• [SHORT TASK]:
Omit all images. Transcribe the rest of the material below exactly.
start DATA SHOWN
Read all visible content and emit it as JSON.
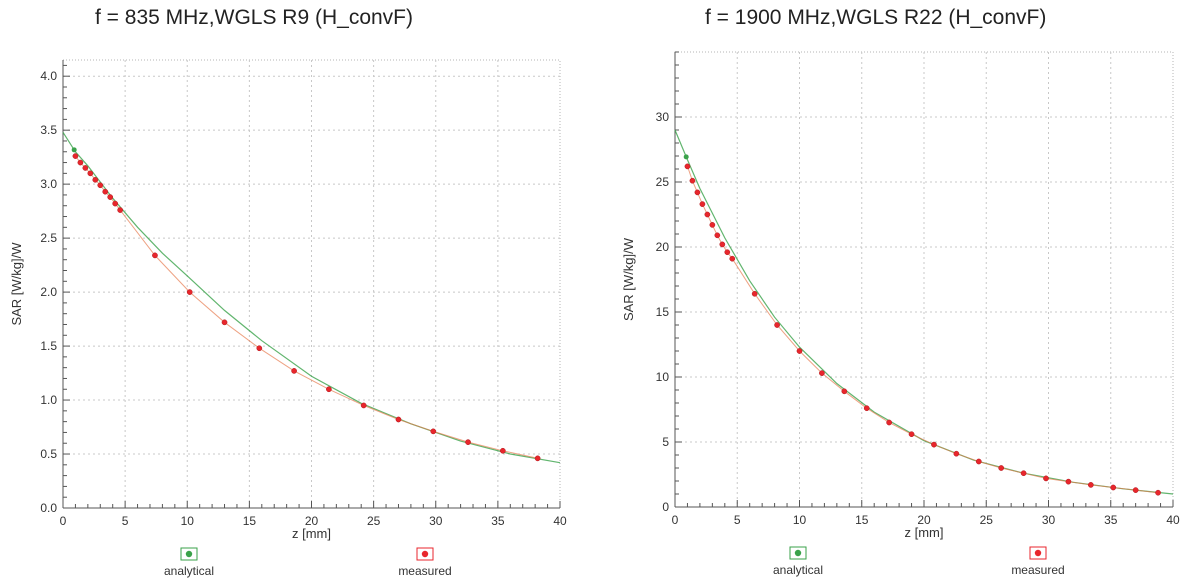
{
  "chart_data": [
    {
      "type": "scatter",
      "title": "f = 835 MHz,WGLS R9 (H_convF)",
      "xlabel": "z [mm]",
      "ylabel": "SAR [W/kg]/W",
      "xlim": [
        0,
        40
      ],
      "ylim": [
        0,
        4.15
      ],
      "xticks": [
        0,
        5,
        10,
        15,
        20,
        25,
        30,
        35,
        40
      ],
      "xtick_labels": [
        "0",
        "5",
        "10",
        "15",
        "20",
        "25",
        "30",
        "35",
        "40"
      ],
      "yticks": [
        0,
        0.5,
        1.0,
        1.5,
        2.0,
        2.5,
        3.0,
        3.5,
        4.0
      ],
      "ytick_labels": [
        "0.0",
        "0.5",
        "1.0",
        "1.5",
        "2.0",
        "2.5",
        "3.0",
        "3.5",
        "4.0"
      ],
      "grid": true,
      "legend_position": "bottom",
      "series": [
        {
          "name": "analytical",
          "color": "#3aa24a",
          "style": "line",
          "x": [
            0,
            1,
            2,
            4,
            6,
            8,
            10,
            13,
            16,
            20,
            24,
            28,
            32,
            36,
            40
          ],
          "y": [
            3.48,
            3.3,
            3.17,
            2.87,
            2.6,
            2.36,
            2.15,
            1.83,
            1.55,
            1.22,
            0.97,
            0.78,
            0.62,
            0.5,
            0.42
          ]
        },
        {
          "name": "measured",
          "color": "#e8262c",
          "style": "markers",
          "x": [
            1.0,
            1.4,
            1.8,
            2.2,
            2.6,
            3.0,
            3.4,
            3.8,
            4.2,
            4.6,
            7.4,
            10.2,
            13.0,
            15.8,
            18.6,
            21.4,
            24.2,
            27.0,
            29.8,
            32.6,
            35.4,
            38.2
          ],
          "y": [
            3.26,
            3.2,
            3.15,
            3.1,
            3.04,
            2.99,
            2.93,
            2.88,
            2.82,
            2.76,
            2.34,
            2.0,
            1.72,
            1.48,
            1.27,
            1.1,
            0.95,
            0.82,
            0.71,
            0.61,
            0.53,
            0.46
          ]
        }
      ]
    },
    {
      "type": "scatter",
      "title": "f = 1900 MHz,WGLS R22 (H_convF)",
      "xlabel": "z [mm]",
      "ylabel": "SAR [W/kg]/W",
      "xlim": [
        0,
        40
      ],
      "ylim": [
        0,
        35
      ],
      "xticks": [
        0,
        5,
        10,
        15,
        20,
        25,
        30,
        35,
        40
      ],
      "xtick_labels": [
        "0",
        "5",
        "10",
        "15",
        "20",
        "25",
        "30",
        "35",
        "40"
      ],
      "yticks": [
        0,
        5,
        10,
        15,
        20,
        25,
        30
      ],
      "ytick_labels": [
        "0",
        "5",
        "10",
        "15",
        "20",
        "25",
        "30"
      ],
      "grid": true,
      "legend_position": "bottom",
      "series": [
        {
          "name": "analytical",
          "color": "#3aa24a",
          "style": "line",
          "x": [
            0,
            1,
            2,
            4,
            6,
            8,
            10,
            13,
            16,
            20,
            24,
            28,
            32,
            36,
            40
          ],
          "y": [
            29.0,
            26.7,
            24.5,
            20.7,
            17.4,
            14.6,
            12.3,
            9.5,
            7.3,
            5.1,
            3.6,
            2.6,
            1.9,
            1.4,
            1.0
          ]
        },
        {
          "name": "measured",
          "color": "#e8262c",
          "style": "markers",
          "x": [
            1.0,
            1.4,
            1.8,
            2.2,
            2.6,
            3.0,
            3.4,
            3.8,
            4.2,
            4.6,
            6.4,
            8.2,
            10.0,
            11.8,
            13.6,
            15.4,
            17.2,
            19.0,
            20.8,
            22.6,
            24.4,
            26.2,
            28.0,
            29.8,
            31.6,
            33.4,
            35.2,
            37.0,
            38.8
          ],
          "y": [
            26.2,
            25.1,
            24.2,
            23.3,
            22.5,
            21.7,
            20.9,
            20.2,
            19.6,
            19.1,
            16.4,
            14.0,
            12.0,
            10.3,
            8.9,
            7.6,
            6.5,
            5.6,
            4.8,
            4.1,
            3.5,
            3.0,
            2.6,
            2.2,
            1.95,
            1.7,
            1.5,
            1.3,
            1.1
          ]
        }
      ]
    }
  ]
}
end DATA SHOWN
• [SOLUTION TO THIS EXERCISE]:
Read all visible content and emit it as JSON.
{
  "chart_data": [
    {
      "type": "scatter",
      "title": "f = 835 MHz,WGLS R9 (H_convF)",
      "xlabel": "z [mm]",
      "ylabel": "SAR [W/kg]/W",
      "xlim": [
        0,
        40
      ],
      "ylim": [
        0,
        4.15
      ],
      "xticks": [
        0,
        5,
        10,
        15,
        20,
        25,
        30,
        35,
        40
      ],
      "xtick_labels": [
        "0",
        "5",
        "10",
        "15",
        "20",
        "25",
        "30",
        "35",
        "40"
      ],
      "yticks": [
        0,
        0.5,
        1.0,
        1.5,
        2.0,
        2.5,
        3.0,
        3.5,
        4.0
      ],
      "ytick_labels": [
        "0.0",
        "0.5",
        "1.0",
        "1.5",
        "2.0",
        "2.5",
        "3.0",
        "3.5",
        "4.0"
      ],
      "grid": true,
      "legend_position": "bottom",
      "series": [
        {
          "name": "analytical",
          "color": "#3aa24a",
          "style": "line",
          "x": [
            0,
            1,
            2,
            4,
            6,
            8,
            10,
            13,
            16,
            20,
            24,
            28,
            32,
            36,
            40
          ],
          "y": [
            3.48,
            3.3,
            3.17,
            2.87,
            2.6,
            2.36,
            2.15,
            1.83,
            1.55,
            1.22,
            0.97,
            0.78,
            0.62,
            0.5,
            0.42
          ]
        },
        {
          "name": "measured",
          "color": "#e8262c",
          "style": "markers",
          "x": [
            1.0,
            1.4,
            1.8,
            2.2,
            2.6,
            3.0,
            3.4,
            3.8,
            4.2,
            4.6,
            7.4,
            10.2,
            13.0,
            15.8,
            18.6,
            21.4,
            24.2,
            27.0,
            29.8,
            32.6,
            35.4,
            38.2
          ],
          "y": [
            3.26,
            3.2,
            3.15,
            3.1,
            3.04,
            2.99,
            2.93,
            2.88,
            2.82,
            2.76,
            2.34,
            2.0,
            1.72,
            1.48,
            1.27,
            1.1,
            0.95,
            0.82,
            0.71,
            0.61,
            0.53,
            0.46
          ]
        }
      ]
    },
    {
      "type": "scatter",
      "title": "f = 1900 MHz,WGLS R22 (H_convF)",
      "xlabel": "z [mm]",
      "ylabel": "SAR [W/kg]/W",
      "xlim": [
        0,
        40
      ],
      "ylim": [
        0,
        35
      ],
      "xticks": [
        0,
        5,
        10,
        15,
        20,
        25,
        30,
        35,
        40
      ],
      "xtick_labels": [
        "0",
        "5",
        "10",
        "15",
        "20",
        "25",
        "30",
        "35",
        "40"
      ],
      "yticks": [
        0,
        5,
        10,
        15,
        20,
        25,
        30
      ],
      "ytick_labels": [
        "0",
        "5",
        "10",
        "15",
        "20",
        "25",
        "30"
      ],
      "grid": true,
      "legend_position": "bottom",
      "series": [
        {
          "name": "analytical",
          "color": "#3aa24a",
          "style": "line",
          "x": [
            0,
            1,
            2,
            4,
            6,
            8,
            10,
            13,
            16,
            20,
            24,
            28,
            32,
            36,
            40
          ],
          "y": [
            29.0,
            26.7,
            24.5,
            20.7,
            17.4,
            14.6,
            12.3,
            9.5,
            7.3,
            5.1,
            3.6,
            2.6,
            1.9,
            1.4,
            1.0
          ]
        },
        {
          "name": "measured",
          "color": "#e8262c",
          "style": "markers",
          "x": [
            1.0,
            1.4,
            1.8,
            2.2,
            2.6,
            3.0,
            3.4,
            3.8,
            4.2,
            4.6,
            6.4,
            8.2,
            10.0,
            11.8,
            13.6,
            15.4,
            17.2,
            19.0,
            20.8,
            22.6,
            24.4,
            26.2,
            28.0,
            29.8,
            31.6,
            33.4,
            35.2,
            37.0,
            38.8
          ],
          "y": [
            26.2,
            25.1,
            24.2,
            23.3,
            22.5,
            21.7,
            20.9,
            20.2,
            19.6,
            19.1,
            16.4,
            14.0,
            12.0,
            10.3,
            8.9,
            7.6,
            6.5,
            5.6,
            4.8,
            4.1,
            3.5,
            3.0,
            2.6,
            2.2,
            1.95,
            1.7,
            1.5,
            1.3,
            1.1
          ]
        }
      ]
    }
  ]
}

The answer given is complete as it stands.